[Requirement]: Reproduce the entries word for word, and omit any picture you find in them.

>> start Dataset records

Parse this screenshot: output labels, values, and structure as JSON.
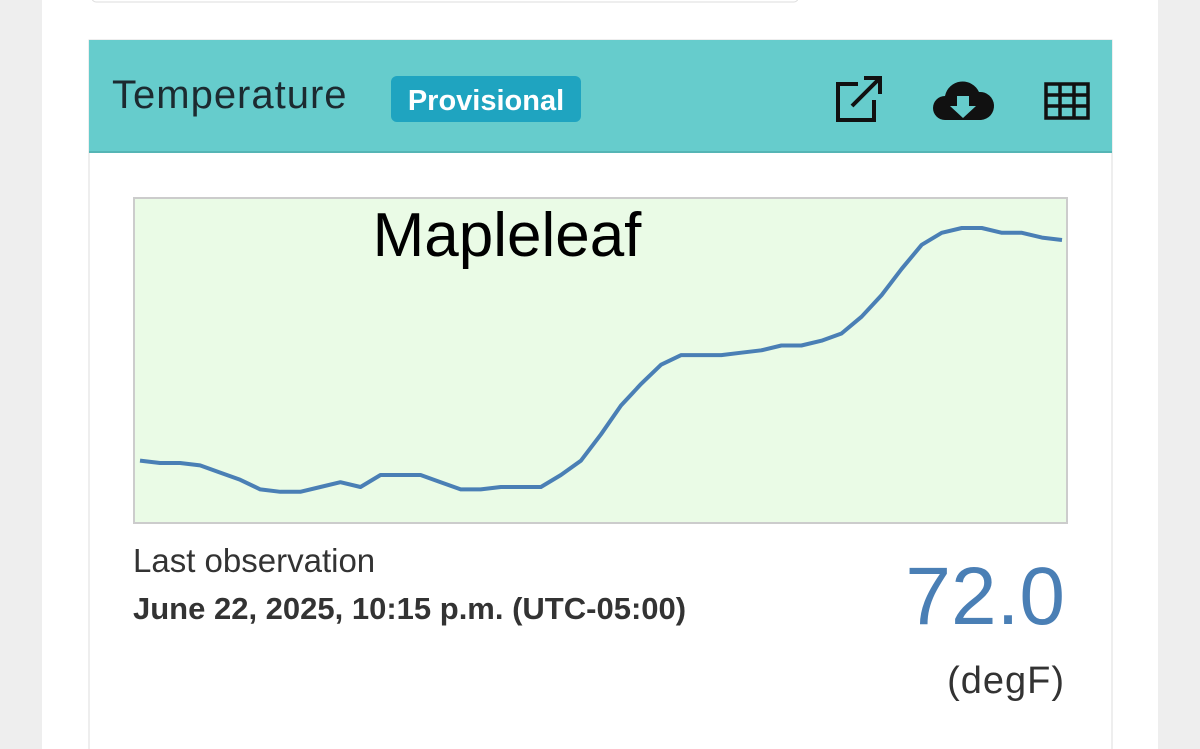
{
  "header": {
    "title": "Temperature",
    "badge": "Provisional"
  },
  "chart_data": {
    "type": "line",
    "title": "Mapleleaf",
    "color": "#4a7fb5",
    "ylim": [
      60.2,
      73.75
    ],
    "values": [
      62.8,
      62.7,
      62.7,
      62.6,
      62.3,
      62.0,
      61.6,
      61.5,
      61.5,
      61.7,
      61.9,
      61.7,
      62.2,
      62.2,
      62.2,
      61.9,
      61.6,
      61.6,
      61.7,
      61.7,
      61.7,
      62.2,
      62.8,
      63.9,
      65.1,
      66.0,
      66.8,
      67.2,
      67.2,
      67.2,
      67.3,
      67.4,
      67.6,
      67.6,
      67.8,
      68.1,
      68.8,
      69.7,
      70.8,
      71.8,
      72.3,
      72.5,
      72.5,
      72.3,
      72.3,
      72.1,
      72.0
    ]
  },
  "observation": {
    "label": "Last observation",
    "time": "June 22, 2025, 10:15 p.m. (UTC-05:00)",
    "value": "72.0",
    "unit": "(degF)"
  }
}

>> end Dataset records

[Expected output]:
Parse this screenshot: output labels, values, and structure as JSON.
{
  "header": {
    "title": "Temperature",
    "badge": "Provisional"
  },
  "chart_data": {
    "type": "line",
    "title": "Mapleleaf",
    "color": "#4a7fb5",
    "ylim": [
      60.2,
      73.75
    ],
    "values": [
      62.8,
      62.7,
      62.7,
      62.6,
      62.3,
      62.0,
      61.6,
      61.5,
      61.5,
      61.7,
      61.9,
      61.7,
      62.2,
      62.2,
      62.2,
      61.9,
      61.6,
      61.6,
      61.7,
      61.7,
      61.7,
      62.2,
      62.8,
      63.9,
      65.1,
      66.0,
      66.8,
      67.2,
      67.2,
      67.2,
      67.3,
      67.4,
      67.6,
      67.6,
      67.8,
      68.1,
      68.8,
      69.7,
      70.8,
      71.8,
      72.3,
      72.5,
      72.5,
      72.3,
      72.3,
      72.1,
      72.0
    ]
  },
  "observation": {
    "label": "Last observation",
    "time": "June 22, 2025, 10:15 p.m. (UTC-05:00)",
    "value": "72.0",
    "unit": "(degF)"
  }
}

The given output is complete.